=== Begin Enclosure ===

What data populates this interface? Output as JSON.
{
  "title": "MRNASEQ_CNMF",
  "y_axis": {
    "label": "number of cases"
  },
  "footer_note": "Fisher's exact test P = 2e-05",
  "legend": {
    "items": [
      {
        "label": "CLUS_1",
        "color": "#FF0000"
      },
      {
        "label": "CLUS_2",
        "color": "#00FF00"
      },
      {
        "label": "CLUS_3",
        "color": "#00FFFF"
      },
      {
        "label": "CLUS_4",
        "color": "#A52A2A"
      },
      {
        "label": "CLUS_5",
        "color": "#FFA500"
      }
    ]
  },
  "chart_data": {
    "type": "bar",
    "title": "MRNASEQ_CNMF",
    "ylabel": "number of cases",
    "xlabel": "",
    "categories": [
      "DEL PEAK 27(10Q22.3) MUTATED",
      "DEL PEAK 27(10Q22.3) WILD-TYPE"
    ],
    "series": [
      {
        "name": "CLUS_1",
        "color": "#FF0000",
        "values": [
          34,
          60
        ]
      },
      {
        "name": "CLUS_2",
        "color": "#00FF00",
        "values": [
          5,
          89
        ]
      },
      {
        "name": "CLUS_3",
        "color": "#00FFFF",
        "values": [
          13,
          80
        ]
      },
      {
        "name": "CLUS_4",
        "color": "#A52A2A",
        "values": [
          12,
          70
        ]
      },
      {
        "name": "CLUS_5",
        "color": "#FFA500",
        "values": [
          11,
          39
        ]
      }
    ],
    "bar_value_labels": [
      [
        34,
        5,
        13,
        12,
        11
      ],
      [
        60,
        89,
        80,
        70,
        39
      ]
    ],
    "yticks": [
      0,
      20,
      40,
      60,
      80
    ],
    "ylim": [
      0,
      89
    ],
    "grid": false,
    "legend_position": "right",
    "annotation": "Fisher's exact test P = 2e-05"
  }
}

=== End Enclosure ===

- _WHAT YOU ARE ASKED TO DO_: Would you copy the entire listing exactly, missing nothing?

- _YOUR SOLUTION_:
What data populates this interface? Output as JSON.
{
  "title": "MRNASEQ_CNMF",
  "y_axis": {
    "label": "number of cases"
  },
  "footer_note": "Fisher's exact test P = 2e-05",
  "legend": {
    "items": [
      {
        "label": "CLUS_1",
        "color": "#FF0000"
      },
      {
        "label": "CLUS_2",
        "color": "#00FF00"
      },
      {
        "label": "CLUS_3",
        "color": "#00FFFF"
      },
      {
        "label": "CLUS_4",
        "color": "#A52A2A"
      },
      {
        "label": "CLUS_5",
        "color": "#FFA500"
      }
    ]
  },
  "chart_data": {
    "type": "bar",
    "title": "MRNASEQ_CNMF",
    "ylabel": "number of cases",
    "xlabel": "",
    "categories": [
      "DEL PEAK 27(10Q22.3) MUTATED",
      "DEL PEAK 27(10Q22.3) WILD-TYPE"
    ],
    "series": [
      {
        "name": "CLUS_1",
        "color": "#FF0000",
        "values": [
          34,
          60
        ]
      },
      {
        "name": "CLUS_2",
        "color": "#00FF00",
        "values": [
          5,
          89
        ]
      },
      {
        "name": "CLUS_3",
        "color": "#00FFFF",
        "values": [
          13,
          80
        ]
      },
      {
        "name": "CLUS_4",
        "color": "#A52A2A",
        "values": [
          12,
          70
        ]
      },
      {
        "name": "CLUS_5",
        "color": "#FFA500",
        "values": [
          11,
          39
        ]
      }
    ],
    "bar_value_labels": [
      [
        34,
        5,
        13,
        12,
        11
      ],
      [
        60,
        89,
        80,
        70,
        39
      ]
    ],
    "yticks": [
      0,
      20,
      40,
      60,
      80
    ],
    "ylim": [
      0,
      89
    ],
    "grid": false,
    "legend_position": "right",
    "annotation": "Fisher's exact test P = 2e-05"
  }
}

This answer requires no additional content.